__Exercise__. Scan the material that follows. Copy every line containing the word "name".

* begin Supplied entries *

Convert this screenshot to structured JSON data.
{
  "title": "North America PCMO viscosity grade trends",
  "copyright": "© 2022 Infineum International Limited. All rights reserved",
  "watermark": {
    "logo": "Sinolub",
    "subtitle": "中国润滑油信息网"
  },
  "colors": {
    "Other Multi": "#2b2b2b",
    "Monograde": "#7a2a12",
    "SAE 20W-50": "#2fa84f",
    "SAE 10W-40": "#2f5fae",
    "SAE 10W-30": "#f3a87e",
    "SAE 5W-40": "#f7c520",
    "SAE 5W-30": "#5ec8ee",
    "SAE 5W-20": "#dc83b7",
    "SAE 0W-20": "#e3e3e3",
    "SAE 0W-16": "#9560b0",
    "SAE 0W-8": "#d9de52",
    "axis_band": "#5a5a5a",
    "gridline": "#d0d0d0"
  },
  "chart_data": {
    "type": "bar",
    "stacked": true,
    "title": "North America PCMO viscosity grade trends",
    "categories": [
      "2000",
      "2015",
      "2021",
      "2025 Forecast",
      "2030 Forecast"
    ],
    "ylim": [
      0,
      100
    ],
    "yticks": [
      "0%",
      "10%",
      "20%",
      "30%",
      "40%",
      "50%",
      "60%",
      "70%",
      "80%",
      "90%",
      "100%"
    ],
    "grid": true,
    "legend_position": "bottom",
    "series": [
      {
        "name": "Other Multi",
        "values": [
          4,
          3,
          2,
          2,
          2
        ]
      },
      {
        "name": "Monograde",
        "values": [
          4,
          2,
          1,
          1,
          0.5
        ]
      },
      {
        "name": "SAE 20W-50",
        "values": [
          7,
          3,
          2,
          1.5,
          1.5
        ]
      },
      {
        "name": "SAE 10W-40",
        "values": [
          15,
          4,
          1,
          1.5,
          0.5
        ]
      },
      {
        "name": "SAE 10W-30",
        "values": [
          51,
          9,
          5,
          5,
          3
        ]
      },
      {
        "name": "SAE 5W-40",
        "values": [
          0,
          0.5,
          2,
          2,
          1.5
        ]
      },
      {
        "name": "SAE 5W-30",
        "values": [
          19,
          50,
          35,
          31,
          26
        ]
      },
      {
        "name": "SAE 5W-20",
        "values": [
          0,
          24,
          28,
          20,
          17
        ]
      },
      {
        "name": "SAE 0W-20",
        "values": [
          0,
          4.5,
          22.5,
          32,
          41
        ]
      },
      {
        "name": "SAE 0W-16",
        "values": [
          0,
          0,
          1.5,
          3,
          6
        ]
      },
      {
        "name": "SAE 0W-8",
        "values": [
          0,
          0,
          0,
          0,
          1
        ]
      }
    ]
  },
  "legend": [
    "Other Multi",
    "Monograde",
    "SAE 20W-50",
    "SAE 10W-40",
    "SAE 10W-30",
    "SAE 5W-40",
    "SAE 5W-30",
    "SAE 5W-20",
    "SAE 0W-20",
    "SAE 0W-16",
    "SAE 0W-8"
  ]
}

* end Supplied entries *

__The reply__.
        "name": "Other Multi",
        "name": "Monograde",
        "name": "SAE 20W-50",
        "name": "SAE 10W-40",
        "name": "SAE 10W-30",
        "name": "SAE 5W-40",
        "name": "SAE 5W-30",
        "name": "SAE 5W-20",
        "name": "SAE 0W-20",
        "name": "SAE 0W-16",
        "name": "SAE 0W-8",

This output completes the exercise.